- **Exercise**
Edit the listing below, replacing each occurrence of "option-text" with "option-label" and leaving every other character unchanged.

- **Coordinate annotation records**
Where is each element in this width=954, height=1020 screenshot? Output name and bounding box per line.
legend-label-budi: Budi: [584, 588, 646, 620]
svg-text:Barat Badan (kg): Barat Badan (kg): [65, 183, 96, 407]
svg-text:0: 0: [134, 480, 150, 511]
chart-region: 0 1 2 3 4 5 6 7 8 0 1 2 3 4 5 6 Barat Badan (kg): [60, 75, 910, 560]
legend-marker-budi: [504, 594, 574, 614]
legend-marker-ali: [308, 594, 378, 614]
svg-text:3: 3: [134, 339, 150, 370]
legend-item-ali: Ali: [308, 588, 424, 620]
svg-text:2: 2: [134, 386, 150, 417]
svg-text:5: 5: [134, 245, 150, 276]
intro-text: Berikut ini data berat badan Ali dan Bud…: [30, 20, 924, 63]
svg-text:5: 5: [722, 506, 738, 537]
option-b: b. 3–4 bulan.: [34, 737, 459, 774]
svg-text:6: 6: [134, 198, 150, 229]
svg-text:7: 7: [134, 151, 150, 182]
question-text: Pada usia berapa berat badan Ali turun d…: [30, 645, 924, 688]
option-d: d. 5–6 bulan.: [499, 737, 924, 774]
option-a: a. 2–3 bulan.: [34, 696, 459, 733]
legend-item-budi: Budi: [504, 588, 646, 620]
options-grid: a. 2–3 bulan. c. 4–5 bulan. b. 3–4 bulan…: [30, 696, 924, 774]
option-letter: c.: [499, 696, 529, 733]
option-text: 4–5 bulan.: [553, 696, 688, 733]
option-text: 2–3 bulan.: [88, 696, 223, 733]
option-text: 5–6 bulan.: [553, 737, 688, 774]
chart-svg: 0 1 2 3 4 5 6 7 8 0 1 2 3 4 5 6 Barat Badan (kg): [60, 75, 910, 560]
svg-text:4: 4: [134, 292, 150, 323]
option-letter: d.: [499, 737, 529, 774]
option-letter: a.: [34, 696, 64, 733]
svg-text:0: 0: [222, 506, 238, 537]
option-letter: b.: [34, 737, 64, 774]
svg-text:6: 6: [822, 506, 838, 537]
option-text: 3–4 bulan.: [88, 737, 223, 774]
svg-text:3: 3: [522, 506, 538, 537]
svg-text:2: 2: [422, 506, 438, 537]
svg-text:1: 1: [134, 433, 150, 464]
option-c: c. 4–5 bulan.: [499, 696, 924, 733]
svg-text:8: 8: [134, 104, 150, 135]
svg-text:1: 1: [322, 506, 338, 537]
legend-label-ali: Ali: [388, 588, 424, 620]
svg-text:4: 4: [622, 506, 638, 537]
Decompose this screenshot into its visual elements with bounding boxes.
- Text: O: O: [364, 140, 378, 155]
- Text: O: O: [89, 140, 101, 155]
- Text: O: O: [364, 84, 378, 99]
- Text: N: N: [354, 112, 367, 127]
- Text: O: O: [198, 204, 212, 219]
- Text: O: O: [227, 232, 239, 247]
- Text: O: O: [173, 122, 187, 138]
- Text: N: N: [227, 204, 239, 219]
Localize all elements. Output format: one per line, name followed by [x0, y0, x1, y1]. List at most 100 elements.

- **Expected answer**
Where is each element in this width=954, height=1020 screenshot? Output name and bounding box per line.
legend-label-budi: Budi: [584, 588, 646, 620]
svg-text:Barat Badan (kg): Barat Badan (kg): [65, 183, 96, 407]
svg-text:0: 0: [134, 480, 150, 511]
chart-region: 0 1 2 3 4 5 6 7 8 0 1 2 3 4 5 6 Barat Badan (kg): [60, 75, 910, 560]
legend-marker-budi: [504, 594, 574, 614]
legend-marker-ali: [308, 594, 378, 614]
svg-text:3: 3: [134, 339, 150, 370]
legend-item-ali: Ali: [308, 588, 424, 620]
svg-text:2: 2: [134, 386, 150, 417]
svg-text:5: 5: [134, 245, 150, 276]
intro-text: Berikut ini data berat badan Ali dan Bud…: [30, 20, 924, 63]
svg-text:5: 5: [722, 506, 738, 537]
option-b: b. 3–4 bulan.: [34, 737, 459, 774]
svg-text:6: 6: [134, 198, 150, 229]
svg-text:7: 7: [134, 151, 150, 182]
question-text: Pada usia berapa berat badan Ali turun d…: [30, 645, 924, 688]
option-d: d. 5–6 bulan.: [499, 737, 924, 774]
option-a: a. 2–3 bulan.: [34, 696, 459, 733]
legend-item-budi: Budi: [504, 588, 646, 620]
options-grid: a. 2–3 bulan. c. 4–5 bulan. b. 3–4 bulan…: [30, 696, 924, 774]
option-letter: c.: [499, 696, 529, 733]
option-label: 4–5 bulan.: [553, 696, 688, 733]
option-label: 2–3 bulan.: [88, 696, 223, 733]
option-label: 5–6 bulan.: [553, 737, 688, 774]
chart-svg: 0 1 2 3 4 5 6 7 8 0 1 2 3 4 5 6 Barat Badan (kg): [60, 75, 910, 560]
svg-text:4: 4: [134, 292, 150, 323]
option-letter: d.: [499, 737, 529, 774]
option-letter: a.: [34, 696, 64, 733]
svg-text:0: 0: [222, 506, 238, 537]
option-letter: b.: [34, 737, 64, 774]
svg-text:6: 6: [822, 506, 838, 537]
option-label: 3–4 bulan.: [88, 737, 223, 774]
svg-text:3: 3: [522, 506, 538, 537]
svg-text:2: 2: [422, 506, 438, 537]
svg-text:1: 1: [134, 433, 150, 464]
option-c: c. 4–5 bulan.: [499, 696, 924, 733]
svg-text:8: 8: [134, 104, 150, 135]
svg-text:1: 1: [322, 506, 338, 537]
legend-label-ali: Ali: [388, 588, 424, 620]
svg-text:4: 4: [622, 506, 638, 537]
Decompose this screenshot into its visual elements with bounding boxes.
- Text: O: O: [364, 140, 378, 155]
- Text: O: O: [89, 140, 101, 155]
- Text: O: O: [364, 84, 378, 99]
- Text: N: N: [354, 112, 367, 127]
- Text: O: O: [198, 204, 212, 219]
- Text: O: O: [227, 232, 239, 247]
- Text: O: O: [173, 122, 187, 138]
- Text: N: N: [227, 204, 239, 219]
Localize all elements. Output format: one per line, name followed by [x0, y0, x1, y1]. List at most 100 elements.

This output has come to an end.